> [LIST OF TASKS]
A) Answer these questions about the text on Medusa, one line each, marked (i), (ii) and (iii) as below:
(i) What is Medusa built in, and on top of what?
(ii) What are the entities that represent database tables built on top of?
(iii) How many custom regions can admins specify?
B) Give the stretch of the Medusa text from "Regions & Currencies" through "solutions as well." again, swapping "Admins" for "Merchants".

Regions & Currencies
Regions are handled very flexibly using Medusa. Admins are able to specify an unlimited amount of custom regions. Each region can have a custom set of settings such as currency, payment gateways, tax providers etc. Currencies can be associated with one or many regions, and developers are in full control of the price of a product per currency and per region. A customer within a specific region will automatically get products, prices, shipping options, taxes and more specified for that region.
Taxes
Taxes are closely related to regions since they often differ geographically. Medusa provides default tax provider to calculate rates, but developers are able to integrate custom solutions as well.
Sales channels
Medusa allows for a large amount of different sales channels, such as the web storefront, mobile apps or selling directly through social media platforms. For each channel, it is possible to choose which products belong to the channel, and products can be made available on multiple channels simultaneously. Each order is associated with a given channel, allowing for easy management and follow-up.
The mechanics of Medusa
Within each module described above, Medusa utilizes a set of abstractions in its architecture. This section aims to explain the overall architecture of Medusas commerce modules.
Headless architecture
As mentioned earlier, Medusa is a headless backend and is built in Node.js on top of Express. In the Medusa core package, you get access to all commerce modules such as orders, inventory, cart and products.
Entities and Services
The backend connects to a database that stores the e-commerce store’s data. Tables in the database are represented by entities built on top of Typeorm. An example would be the order-entity which represents the order table in the database. To manipulate e*ntities*, services are created as TypeScript or JavaScript classes with utility methods for retrieval and other purposes. The services can be accessed throughout the Medusa backend through dependency injection and are a sort of a bundled helper methods that represent a certain entity of functionality in Medusa.
Endpoints
Rather than having a tightly-coupled frontend which is the case for traditional e-commerce platforms, the Medusa backend provides endpoints, which are REST APIs used by frontends like storefront or admin interfaces. Each commerce module contains a set of endpoints specific to the functionalities that it provides and are available within the Medusa backend.

> [GIVEN DATA]
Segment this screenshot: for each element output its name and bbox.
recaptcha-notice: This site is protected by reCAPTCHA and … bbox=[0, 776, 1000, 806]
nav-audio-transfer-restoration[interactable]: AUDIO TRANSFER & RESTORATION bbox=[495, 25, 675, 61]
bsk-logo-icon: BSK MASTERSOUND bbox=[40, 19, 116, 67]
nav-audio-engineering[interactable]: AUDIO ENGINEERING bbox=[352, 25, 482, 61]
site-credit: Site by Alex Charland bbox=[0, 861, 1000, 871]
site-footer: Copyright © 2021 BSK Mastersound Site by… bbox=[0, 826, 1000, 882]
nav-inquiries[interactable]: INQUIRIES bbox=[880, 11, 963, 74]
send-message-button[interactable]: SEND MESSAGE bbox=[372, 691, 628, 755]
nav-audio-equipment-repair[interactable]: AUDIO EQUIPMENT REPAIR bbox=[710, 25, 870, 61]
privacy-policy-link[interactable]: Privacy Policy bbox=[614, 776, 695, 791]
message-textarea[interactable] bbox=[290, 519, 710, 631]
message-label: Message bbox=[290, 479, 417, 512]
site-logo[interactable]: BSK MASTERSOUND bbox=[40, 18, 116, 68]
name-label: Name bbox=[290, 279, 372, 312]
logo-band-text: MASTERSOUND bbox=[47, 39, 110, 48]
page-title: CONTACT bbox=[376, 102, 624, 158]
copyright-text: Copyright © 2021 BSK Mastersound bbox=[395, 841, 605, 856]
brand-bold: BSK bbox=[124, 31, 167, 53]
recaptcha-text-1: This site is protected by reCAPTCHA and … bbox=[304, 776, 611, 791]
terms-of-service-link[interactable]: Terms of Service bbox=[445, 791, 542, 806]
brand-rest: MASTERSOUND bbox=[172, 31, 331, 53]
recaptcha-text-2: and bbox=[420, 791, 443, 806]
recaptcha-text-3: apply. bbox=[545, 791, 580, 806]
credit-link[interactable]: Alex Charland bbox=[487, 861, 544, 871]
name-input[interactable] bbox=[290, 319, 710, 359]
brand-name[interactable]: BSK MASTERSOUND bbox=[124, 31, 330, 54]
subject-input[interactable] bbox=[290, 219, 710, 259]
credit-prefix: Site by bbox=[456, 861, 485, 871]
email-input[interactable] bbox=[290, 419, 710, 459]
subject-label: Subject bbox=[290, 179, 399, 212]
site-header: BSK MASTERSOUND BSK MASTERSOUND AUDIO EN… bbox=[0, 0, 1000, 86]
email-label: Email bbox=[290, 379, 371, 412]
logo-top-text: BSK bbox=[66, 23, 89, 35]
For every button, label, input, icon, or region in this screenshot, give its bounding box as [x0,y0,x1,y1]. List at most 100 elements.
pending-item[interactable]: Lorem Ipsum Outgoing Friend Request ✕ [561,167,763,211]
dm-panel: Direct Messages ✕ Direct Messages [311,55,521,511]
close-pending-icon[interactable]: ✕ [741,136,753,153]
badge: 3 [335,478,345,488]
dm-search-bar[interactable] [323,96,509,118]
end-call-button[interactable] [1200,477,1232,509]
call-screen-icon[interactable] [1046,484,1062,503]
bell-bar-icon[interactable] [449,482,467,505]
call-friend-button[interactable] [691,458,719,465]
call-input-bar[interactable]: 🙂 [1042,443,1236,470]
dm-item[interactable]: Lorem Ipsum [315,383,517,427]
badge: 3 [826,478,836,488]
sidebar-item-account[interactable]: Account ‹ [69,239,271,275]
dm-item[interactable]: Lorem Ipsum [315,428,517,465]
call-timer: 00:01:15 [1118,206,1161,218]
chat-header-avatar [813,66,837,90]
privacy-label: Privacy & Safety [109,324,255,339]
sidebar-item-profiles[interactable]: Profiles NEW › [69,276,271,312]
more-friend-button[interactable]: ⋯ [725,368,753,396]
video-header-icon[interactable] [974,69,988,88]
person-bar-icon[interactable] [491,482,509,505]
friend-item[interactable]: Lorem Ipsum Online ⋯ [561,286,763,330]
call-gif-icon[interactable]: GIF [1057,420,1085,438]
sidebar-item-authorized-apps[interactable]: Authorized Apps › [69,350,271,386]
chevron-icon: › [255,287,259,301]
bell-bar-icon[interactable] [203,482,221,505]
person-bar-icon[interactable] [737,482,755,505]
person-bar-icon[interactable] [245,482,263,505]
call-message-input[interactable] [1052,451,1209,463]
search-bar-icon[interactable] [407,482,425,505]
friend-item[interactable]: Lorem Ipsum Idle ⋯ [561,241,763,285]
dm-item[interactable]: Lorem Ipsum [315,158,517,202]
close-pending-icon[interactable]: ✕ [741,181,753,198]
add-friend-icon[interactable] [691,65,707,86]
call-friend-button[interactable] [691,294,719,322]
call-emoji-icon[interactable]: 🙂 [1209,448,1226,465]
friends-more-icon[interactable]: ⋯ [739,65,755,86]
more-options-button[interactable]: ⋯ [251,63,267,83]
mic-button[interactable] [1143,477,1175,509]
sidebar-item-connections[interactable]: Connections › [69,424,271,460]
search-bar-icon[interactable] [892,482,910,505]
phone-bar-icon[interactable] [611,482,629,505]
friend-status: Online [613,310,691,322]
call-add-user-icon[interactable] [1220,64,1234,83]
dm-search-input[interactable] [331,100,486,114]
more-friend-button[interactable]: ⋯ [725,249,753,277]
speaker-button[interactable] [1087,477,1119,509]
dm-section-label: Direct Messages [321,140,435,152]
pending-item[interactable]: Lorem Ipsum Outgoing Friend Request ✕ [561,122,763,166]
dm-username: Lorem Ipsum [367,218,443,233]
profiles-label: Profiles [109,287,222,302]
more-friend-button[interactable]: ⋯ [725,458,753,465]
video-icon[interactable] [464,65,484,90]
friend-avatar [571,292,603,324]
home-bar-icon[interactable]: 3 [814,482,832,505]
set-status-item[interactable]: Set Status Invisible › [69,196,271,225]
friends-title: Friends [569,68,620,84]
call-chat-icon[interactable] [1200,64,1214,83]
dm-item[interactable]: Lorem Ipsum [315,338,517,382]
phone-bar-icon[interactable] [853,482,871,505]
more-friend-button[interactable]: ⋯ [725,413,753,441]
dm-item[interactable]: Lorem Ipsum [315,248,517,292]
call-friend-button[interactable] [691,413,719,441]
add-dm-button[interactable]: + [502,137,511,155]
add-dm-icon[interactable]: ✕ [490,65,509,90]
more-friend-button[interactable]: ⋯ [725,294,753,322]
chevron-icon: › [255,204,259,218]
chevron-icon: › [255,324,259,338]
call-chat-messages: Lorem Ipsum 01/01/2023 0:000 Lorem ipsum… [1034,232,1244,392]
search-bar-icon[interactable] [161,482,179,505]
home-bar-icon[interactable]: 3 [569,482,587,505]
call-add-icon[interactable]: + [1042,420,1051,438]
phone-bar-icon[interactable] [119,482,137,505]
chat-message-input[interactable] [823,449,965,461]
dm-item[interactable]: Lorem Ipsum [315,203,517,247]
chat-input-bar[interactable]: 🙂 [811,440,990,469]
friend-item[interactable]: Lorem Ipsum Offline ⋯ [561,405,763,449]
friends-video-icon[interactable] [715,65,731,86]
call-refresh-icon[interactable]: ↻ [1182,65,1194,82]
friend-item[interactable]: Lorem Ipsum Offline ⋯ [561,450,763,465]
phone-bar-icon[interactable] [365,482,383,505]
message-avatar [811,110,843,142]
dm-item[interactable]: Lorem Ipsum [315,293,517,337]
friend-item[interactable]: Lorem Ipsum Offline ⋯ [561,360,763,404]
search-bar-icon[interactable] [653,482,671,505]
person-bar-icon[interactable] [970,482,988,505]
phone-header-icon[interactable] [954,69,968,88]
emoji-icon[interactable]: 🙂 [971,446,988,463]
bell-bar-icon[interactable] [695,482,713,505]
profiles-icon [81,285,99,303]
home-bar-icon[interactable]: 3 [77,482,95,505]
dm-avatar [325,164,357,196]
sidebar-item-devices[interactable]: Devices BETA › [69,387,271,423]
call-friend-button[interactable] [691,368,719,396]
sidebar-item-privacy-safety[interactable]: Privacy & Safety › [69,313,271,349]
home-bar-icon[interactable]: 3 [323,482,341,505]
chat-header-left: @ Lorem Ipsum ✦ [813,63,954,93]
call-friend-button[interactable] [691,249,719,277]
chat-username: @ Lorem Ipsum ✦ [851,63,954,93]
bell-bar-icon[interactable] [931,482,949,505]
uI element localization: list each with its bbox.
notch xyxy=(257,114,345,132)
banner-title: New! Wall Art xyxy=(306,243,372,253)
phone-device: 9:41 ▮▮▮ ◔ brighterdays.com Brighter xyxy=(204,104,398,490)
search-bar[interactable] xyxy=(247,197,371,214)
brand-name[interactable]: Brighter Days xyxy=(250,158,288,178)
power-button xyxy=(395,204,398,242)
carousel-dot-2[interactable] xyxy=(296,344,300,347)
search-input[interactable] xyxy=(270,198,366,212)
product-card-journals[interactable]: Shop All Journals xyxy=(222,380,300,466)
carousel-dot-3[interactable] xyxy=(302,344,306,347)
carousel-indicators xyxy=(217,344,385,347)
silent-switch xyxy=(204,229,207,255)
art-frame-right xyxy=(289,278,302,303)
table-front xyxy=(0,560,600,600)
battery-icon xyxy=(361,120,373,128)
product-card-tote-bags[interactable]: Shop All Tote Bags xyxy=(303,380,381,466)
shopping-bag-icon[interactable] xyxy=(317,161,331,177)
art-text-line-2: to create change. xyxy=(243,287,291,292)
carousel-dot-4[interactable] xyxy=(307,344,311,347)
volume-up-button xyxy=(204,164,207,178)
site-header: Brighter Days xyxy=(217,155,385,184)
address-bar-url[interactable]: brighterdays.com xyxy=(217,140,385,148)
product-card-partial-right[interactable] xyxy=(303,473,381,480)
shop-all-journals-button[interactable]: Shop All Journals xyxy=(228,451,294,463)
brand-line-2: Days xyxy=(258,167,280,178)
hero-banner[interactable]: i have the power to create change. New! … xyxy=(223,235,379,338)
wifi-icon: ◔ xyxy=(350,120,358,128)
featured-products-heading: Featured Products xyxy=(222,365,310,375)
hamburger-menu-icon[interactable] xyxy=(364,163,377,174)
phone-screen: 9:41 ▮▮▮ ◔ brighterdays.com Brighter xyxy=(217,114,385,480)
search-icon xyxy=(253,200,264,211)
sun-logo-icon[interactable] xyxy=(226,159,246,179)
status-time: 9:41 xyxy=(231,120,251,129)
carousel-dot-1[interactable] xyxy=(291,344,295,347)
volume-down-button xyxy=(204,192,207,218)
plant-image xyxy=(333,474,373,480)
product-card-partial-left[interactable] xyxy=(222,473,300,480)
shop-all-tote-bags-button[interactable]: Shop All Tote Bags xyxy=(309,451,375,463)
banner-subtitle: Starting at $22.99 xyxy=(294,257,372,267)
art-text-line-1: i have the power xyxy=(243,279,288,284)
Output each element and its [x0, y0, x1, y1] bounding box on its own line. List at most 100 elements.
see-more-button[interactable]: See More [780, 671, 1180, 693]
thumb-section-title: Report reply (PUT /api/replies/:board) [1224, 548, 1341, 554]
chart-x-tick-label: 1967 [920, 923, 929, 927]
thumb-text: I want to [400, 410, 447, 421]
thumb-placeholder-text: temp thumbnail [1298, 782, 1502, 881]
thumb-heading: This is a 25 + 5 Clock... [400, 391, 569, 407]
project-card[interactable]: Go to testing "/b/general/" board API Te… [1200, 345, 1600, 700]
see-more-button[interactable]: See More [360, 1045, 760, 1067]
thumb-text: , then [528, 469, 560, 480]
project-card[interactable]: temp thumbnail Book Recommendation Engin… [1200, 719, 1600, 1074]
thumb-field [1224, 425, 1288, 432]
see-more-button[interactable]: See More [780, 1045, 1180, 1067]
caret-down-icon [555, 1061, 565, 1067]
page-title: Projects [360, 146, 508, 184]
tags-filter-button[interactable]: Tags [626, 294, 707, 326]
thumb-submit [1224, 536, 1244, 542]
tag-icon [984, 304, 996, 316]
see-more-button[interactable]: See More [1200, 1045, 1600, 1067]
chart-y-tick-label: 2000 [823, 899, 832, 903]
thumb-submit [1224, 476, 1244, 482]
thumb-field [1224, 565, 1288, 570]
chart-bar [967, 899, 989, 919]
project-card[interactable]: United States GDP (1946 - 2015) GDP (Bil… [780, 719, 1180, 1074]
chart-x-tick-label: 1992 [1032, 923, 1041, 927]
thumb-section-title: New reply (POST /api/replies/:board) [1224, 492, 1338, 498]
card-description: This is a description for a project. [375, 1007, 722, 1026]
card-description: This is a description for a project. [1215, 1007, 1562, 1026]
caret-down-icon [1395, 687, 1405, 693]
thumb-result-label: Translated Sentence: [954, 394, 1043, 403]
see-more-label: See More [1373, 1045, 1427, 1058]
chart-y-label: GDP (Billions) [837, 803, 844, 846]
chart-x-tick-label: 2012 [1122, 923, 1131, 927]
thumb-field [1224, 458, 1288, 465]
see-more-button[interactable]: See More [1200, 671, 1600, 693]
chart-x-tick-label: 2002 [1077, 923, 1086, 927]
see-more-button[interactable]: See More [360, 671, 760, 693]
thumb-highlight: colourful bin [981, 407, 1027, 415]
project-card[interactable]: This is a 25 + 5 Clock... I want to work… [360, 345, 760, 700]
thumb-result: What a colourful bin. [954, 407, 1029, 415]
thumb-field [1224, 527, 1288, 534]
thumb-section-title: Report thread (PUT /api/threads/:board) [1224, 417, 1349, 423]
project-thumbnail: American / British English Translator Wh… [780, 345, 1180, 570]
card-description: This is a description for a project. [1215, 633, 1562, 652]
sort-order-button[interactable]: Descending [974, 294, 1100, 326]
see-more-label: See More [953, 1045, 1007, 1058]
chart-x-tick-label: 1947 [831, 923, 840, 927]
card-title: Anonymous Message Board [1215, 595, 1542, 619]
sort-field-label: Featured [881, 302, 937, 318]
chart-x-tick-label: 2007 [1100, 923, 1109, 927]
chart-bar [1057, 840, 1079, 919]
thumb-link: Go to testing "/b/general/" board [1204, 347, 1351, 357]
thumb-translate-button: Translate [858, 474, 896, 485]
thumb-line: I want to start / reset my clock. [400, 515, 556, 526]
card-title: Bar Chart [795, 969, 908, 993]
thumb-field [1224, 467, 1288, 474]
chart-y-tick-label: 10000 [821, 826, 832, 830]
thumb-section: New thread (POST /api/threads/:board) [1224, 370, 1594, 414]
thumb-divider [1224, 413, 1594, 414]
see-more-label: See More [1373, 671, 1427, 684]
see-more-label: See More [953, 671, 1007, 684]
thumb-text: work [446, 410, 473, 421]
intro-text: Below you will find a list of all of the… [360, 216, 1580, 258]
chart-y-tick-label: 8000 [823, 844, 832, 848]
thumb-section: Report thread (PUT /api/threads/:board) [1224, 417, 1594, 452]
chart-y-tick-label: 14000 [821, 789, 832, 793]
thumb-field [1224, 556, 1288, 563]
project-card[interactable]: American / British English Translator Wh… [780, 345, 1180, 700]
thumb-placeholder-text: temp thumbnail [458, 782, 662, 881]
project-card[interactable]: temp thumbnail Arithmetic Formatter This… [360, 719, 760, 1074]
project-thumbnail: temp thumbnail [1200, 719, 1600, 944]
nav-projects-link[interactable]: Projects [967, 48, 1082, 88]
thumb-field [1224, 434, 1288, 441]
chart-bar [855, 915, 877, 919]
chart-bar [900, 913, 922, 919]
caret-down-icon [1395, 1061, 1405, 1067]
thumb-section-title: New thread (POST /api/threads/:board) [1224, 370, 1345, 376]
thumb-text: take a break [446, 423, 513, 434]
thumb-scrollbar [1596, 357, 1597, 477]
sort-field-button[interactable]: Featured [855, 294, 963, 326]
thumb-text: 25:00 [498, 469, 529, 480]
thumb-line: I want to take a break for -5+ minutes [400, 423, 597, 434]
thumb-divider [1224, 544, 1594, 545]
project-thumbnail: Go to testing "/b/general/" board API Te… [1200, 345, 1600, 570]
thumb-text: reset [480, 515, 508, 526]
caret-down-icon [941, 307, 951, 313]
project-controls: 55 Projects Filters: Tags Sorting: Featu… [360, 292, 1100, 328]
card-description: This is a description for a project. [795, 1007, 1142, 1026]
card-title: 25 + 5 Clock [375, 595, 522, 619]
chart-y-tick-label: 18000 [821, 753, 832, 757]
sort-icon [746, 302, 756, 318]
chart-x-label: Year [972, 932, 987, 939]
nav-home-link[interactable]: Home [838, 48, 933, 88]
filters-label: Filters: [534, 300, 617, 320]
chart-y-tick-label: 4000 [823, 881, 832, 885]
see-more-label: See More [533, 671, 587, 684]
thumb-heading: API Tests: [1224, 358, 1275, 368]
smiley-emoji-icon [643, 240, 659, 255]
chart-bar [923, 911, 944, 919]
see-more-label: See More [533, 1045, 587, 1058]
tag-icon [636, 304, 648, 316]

> [RESPONSE LIST]
A)
(i) Node.js, on top of Express.
(ii) Typeorm.
(iii) An unlimited amount.

B)
Regions & Currencies
Regions are handled very flexibly using Medusa. Merchants are able to specify an unlimited amount of custom regions. Each region can have a custom set of settings such as currency, payment gateways, tax providers etc. Currencies can be associated with one or many regions, and developers are in full control of the price of a product per currency and per region. A customer within a specific region will automatically get products, prices, shipping options, taxes and more specified for that region.
Taxes
Taxes are closely related to regions since they often differ geographically. Medusa provides default tax provider to calculate rates, but developers are able to integrate custom solutions as well.